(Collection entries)
####################
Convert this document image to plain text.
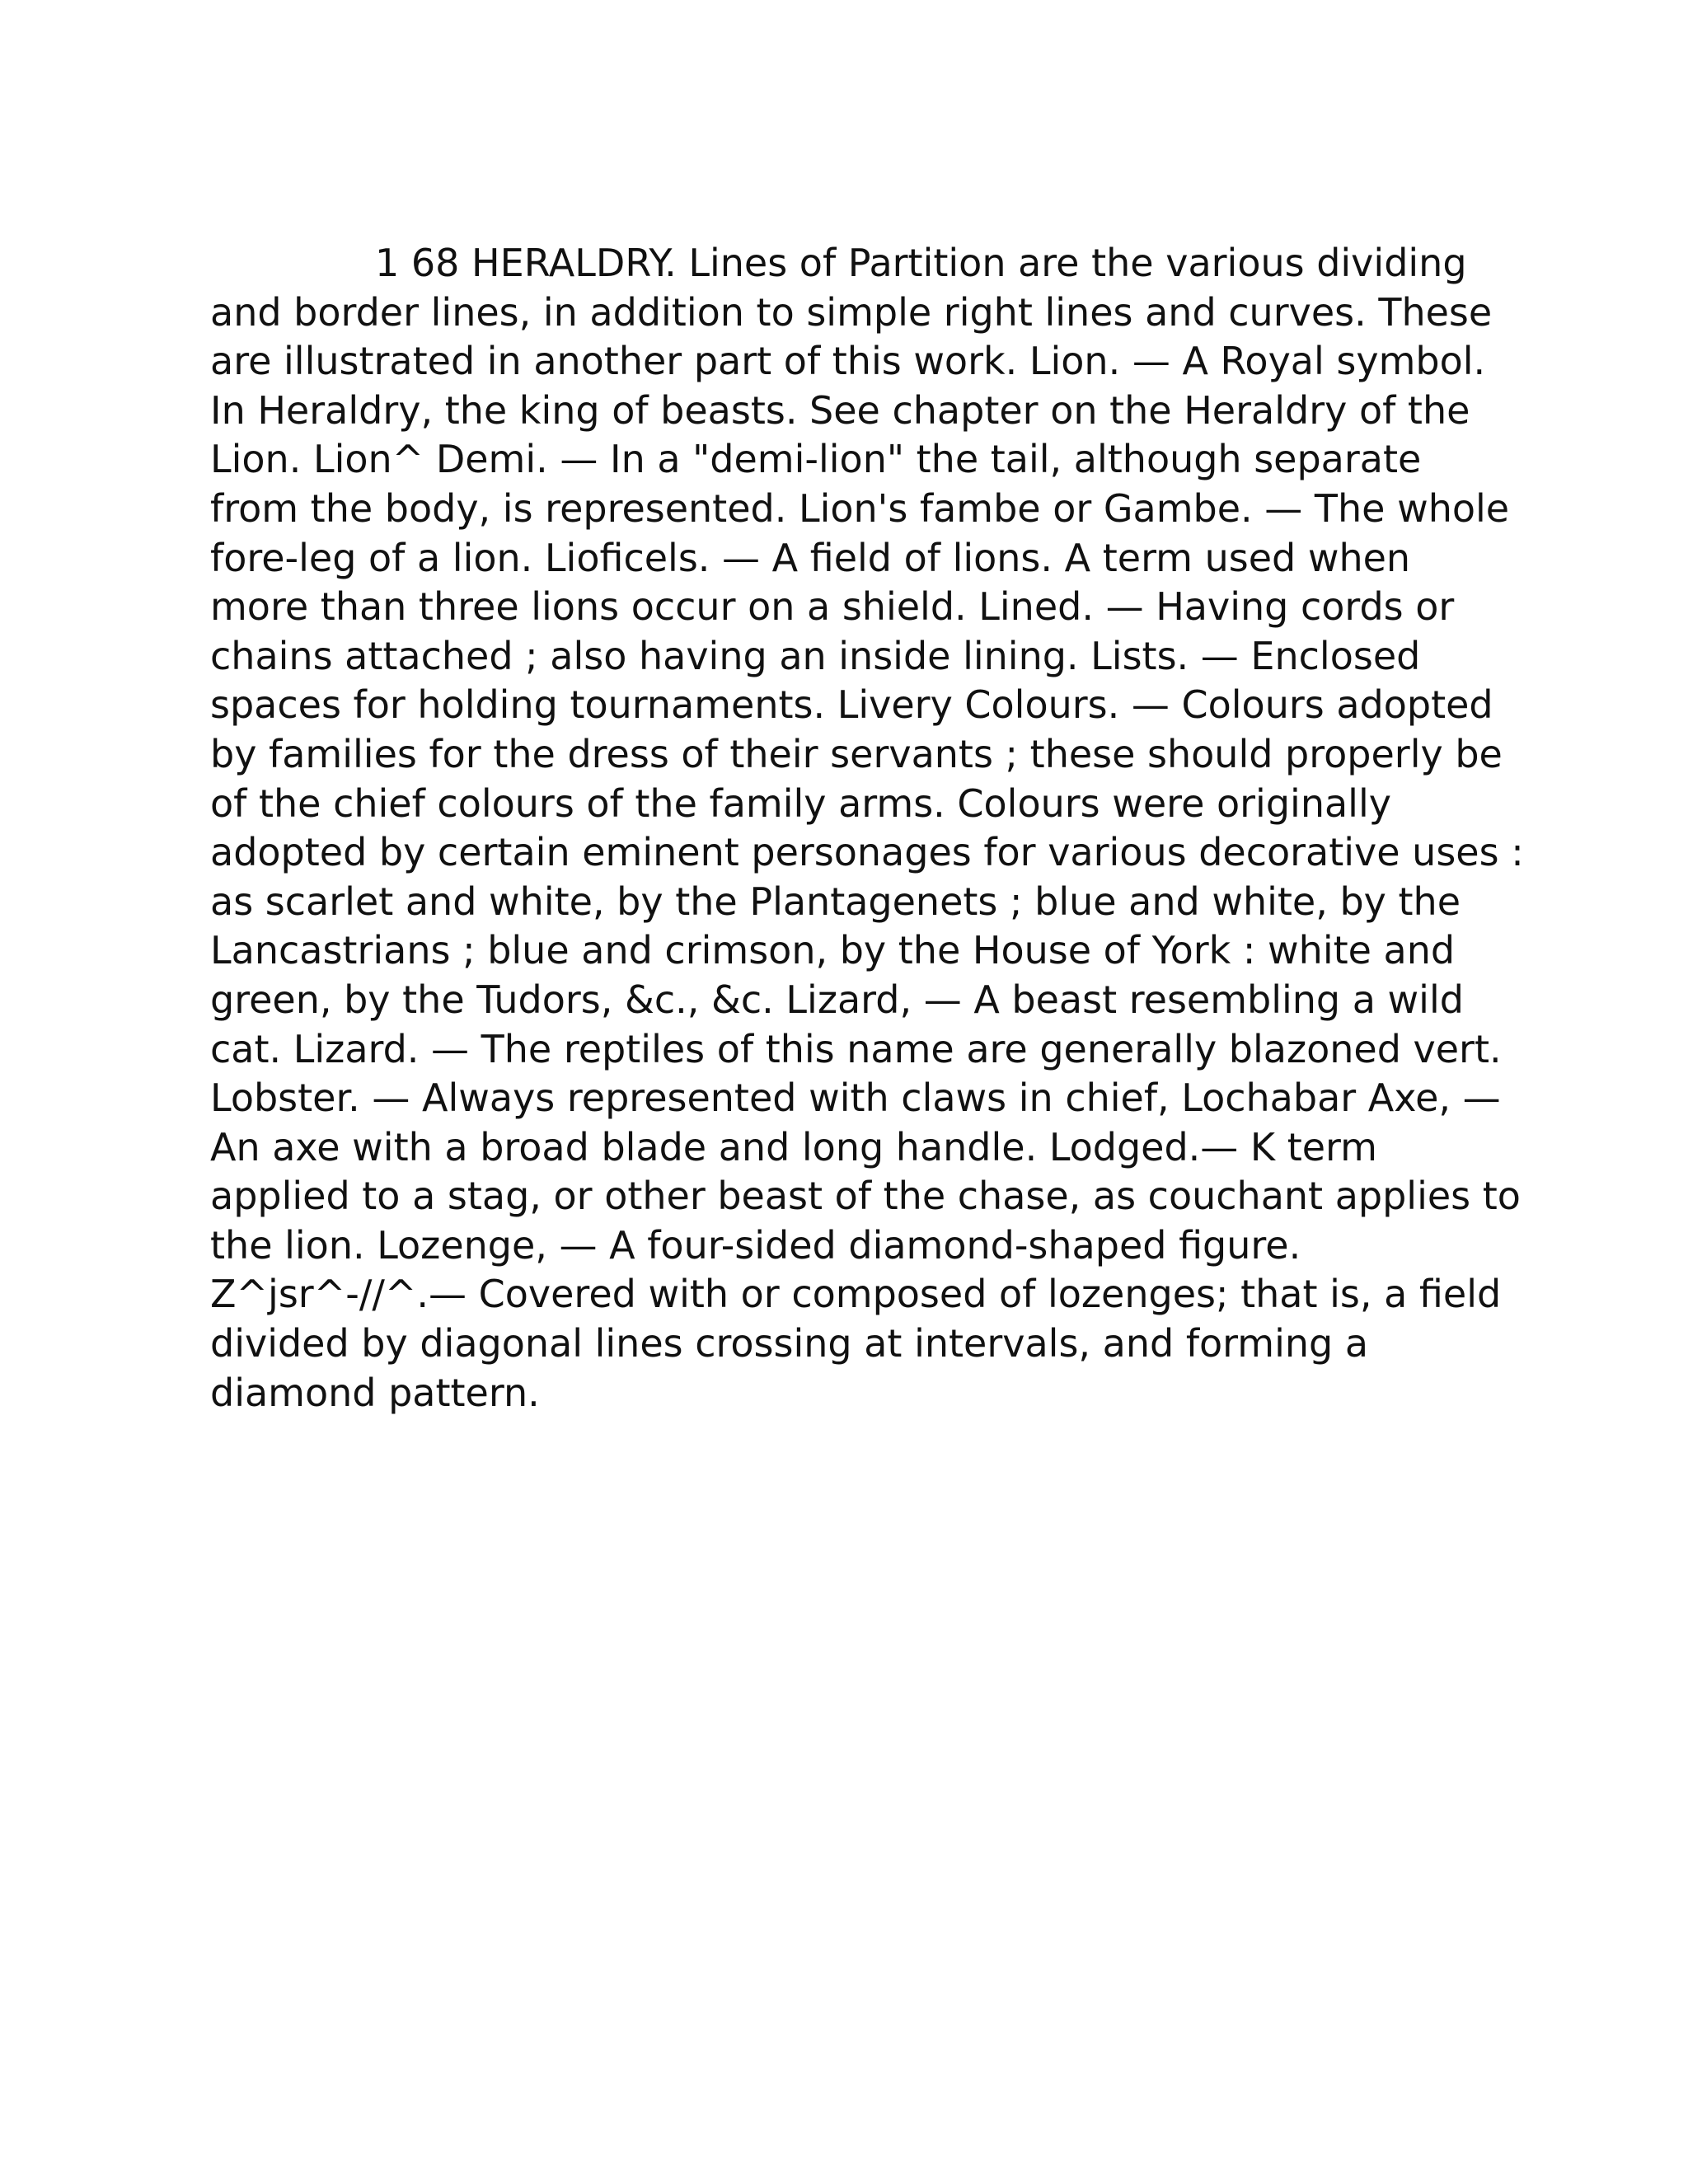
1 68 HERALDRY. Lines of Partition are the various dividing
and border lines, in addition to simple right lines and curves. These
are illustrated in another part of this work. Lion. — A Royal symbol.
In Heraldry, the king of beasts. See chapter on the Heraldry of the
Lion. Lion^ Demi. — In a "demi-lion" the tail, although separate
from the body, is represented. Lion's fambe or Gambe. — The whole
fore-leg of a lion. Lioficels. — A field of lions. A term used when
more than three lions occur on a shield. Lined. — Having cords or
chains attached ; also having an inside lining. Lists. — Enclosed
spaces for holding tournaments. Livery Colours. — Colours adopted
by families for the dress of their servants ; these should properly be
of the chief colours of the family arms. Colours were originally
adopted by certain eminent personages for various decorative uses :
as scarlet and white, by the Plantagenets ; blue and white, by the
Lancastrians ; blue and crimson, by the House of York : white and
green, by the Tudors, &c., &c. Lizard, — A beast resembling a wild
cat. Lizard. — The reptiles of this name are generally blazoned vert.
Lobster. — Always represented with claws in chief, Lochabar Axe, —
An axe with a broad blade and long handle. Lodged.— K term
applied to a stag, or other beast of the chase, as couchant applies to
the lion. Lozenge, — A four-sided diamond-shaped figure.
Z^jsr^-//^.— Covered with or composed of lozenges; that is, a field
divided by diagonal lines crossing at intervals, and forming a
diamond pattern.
####################
GOAL OF THE EXERCISE
All entries must be written out again exactly as given, with no pictures in the copy.

ANSWER FOR THIS EXERCISE
Convert this document image to plain text.
1 68 HERALDRY. Lines of Partition are the various dividing
and border lines, in addition to simple right lines and curves. These
are illustrated in another part of this work. Lion. — A Royal symbol.
In Heraldry, the king of beasts. See chapter on the Heraldry of the
Lion. Lion^ Demi. — In a "demi-lion" the tail, although separate
from the body, is represented. Lion's fambe or Gambe. — The whole
fore-leg of a lion. Lioficels. — A field of lions. A term used when
more than three lions occur on a shield. Lined. — Having cords or
chains attached ; also having an inside lining. Lists. — Enclosed
spaces for holding tournaments. Livery Colours. — Colours adopted
by families for the dress of their servants ; these should properly be
of the chief colours of the family arms. Colours were originally
adopted by certain eminent personages for various decorative uses :
as scarlet and white, by the Plantagenets ; blue and white, by the
Lancastrians ; blue and crimson, by the House of York : white and
green, by the Tudors, &c., &c. Lizard, — A beast resembling a wild
cat. Lizard. — The reptiles of this name are generally blazoned vert.
Lobster. — Always represented with claws in chief, Lochabar Axe, —
An axe with a broad blade and long handle. Lodged.— K term
applied to a stag, or other beast of the chase, as couchant applies to
the lion. Lozenge, — A four-sided diamond-shaped figure.
Z^jsr^-//^.— Covered with or composed of lozenges; that is, a field
divided by diagonal lines crossing at intervals, and forming a
diamond pattern.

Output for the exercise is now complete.